DATA SECTION.
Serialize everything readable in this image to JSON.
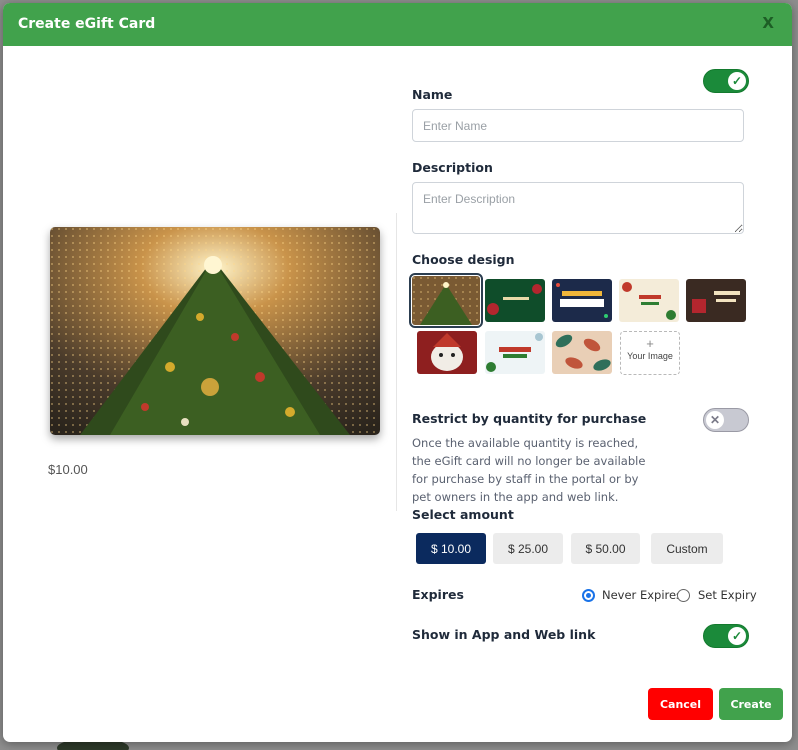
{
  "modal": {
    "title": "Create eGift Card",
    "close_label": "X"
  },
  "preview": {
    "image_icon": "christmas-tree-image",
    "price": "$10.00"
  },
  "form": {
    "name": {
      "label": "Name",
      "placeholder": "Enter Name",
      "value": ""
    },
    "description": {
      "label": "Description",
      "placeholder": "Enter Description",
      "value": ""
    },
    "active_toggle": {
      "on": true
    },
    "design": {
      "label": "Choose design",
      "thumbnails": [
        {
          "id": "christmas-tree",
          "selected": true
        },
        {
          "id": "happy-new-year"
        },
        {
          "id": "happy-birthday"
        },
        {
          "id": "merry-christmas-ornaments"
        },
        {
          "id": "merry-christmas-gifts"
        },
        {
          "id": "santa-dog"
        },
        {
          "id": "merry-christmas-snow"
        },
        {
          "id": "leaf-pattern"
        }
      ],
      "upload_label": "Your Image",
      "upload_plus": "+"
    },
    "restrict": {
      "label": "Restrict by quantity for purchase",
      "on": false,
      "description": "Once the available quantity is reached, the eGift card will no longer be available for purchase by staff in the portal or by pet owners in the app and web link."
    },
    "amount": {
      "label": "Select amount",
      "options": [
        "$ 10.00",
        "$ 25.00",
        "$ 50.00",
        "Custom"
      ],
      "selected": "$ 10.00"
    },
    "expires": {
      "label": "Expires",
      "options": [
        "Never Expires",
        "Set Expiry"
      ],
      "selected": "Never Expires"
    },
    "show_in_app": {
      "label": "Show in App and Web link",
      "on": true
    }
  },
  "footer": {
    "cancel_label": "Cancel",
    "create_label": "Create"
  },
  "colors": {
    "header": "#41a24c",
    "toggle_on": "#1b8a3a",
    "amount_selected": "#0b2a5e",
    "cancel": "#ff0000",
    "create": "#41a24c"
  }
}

WRITTEN TASK. Transcribe the material exactly, and leave out whatever pictures it holds.

EXERCISE ANSWER.
Serialize everything readable in this image to JSON.
{
  "modal": {
    "title": "Create eGift Card",
    "close_label": "X"
  },
  "preview": {
    "image_icon": "christmas-tree-image",
    "price": "$10.00"
  },
  "form": {
    "name": {
      "label": "Name",
      "placeholder": "Enter Name",
      "value": ""
    },
    "description": {
      "label": "Description",
      "placeholder": "Enter Description",
      "value": ""
    },
    "active_toggle": {
      "on": true
    },
    "design": {
      "label": "Choose design",
      "thumbnails": [
        {
          "id": "christmas-tree",
          "selected": true
        },
        {
          "id": "happy-new-year"
        },
        {
          "id": "happy-birthday"
        },
        {
          "id": "merry-christmas-ornaments"
        },
        {
          "id": "merry-christmas-gifts"
        },
        {
          "id": "santa-dog"
        },
        {
          "id": "merry-christmas-snow"
        },
        {
          "id": "leaf-pattern"
        }
      ],
      "upload_label": "Your Image",
      "upload_plus": "+"
    },
    "restrict": {
      "label": "Restrict by quantity for purchase",
      "on": false,
      "description": "Once the available quantity is reached, the eGift card will no longer be available for purchase by staff in the portal or by pet owners in the app and web link."
    },
    "amount": {
      "label": "Select amount",
      "options": [
        "$ 10.00",
        "$ 25.00",
        "$ 50.00",
        "Custom"
      ],
      "selected": "$ 10.00"
    },
    "expires": {
      "label": "Expires",
      "options": [
        "Never Expires",
        "Set Expiry"
      ],
      "selected": "Never Expires"
    },
    "show_in_app": {
      "label": "Show in App and Web link",
      "on": true
    }
  },
  "footer": {
    "cancel_label": "Cancel",
    "create_label": "Create"
  },
  "colors": {
    "header": "#41a24c",
    "toggle_on": "#1b8a3a",
    "amount_selected": "#0b2a5e",
    "cancel": "#ff0000",
    "create": "#41a24c"
  }
}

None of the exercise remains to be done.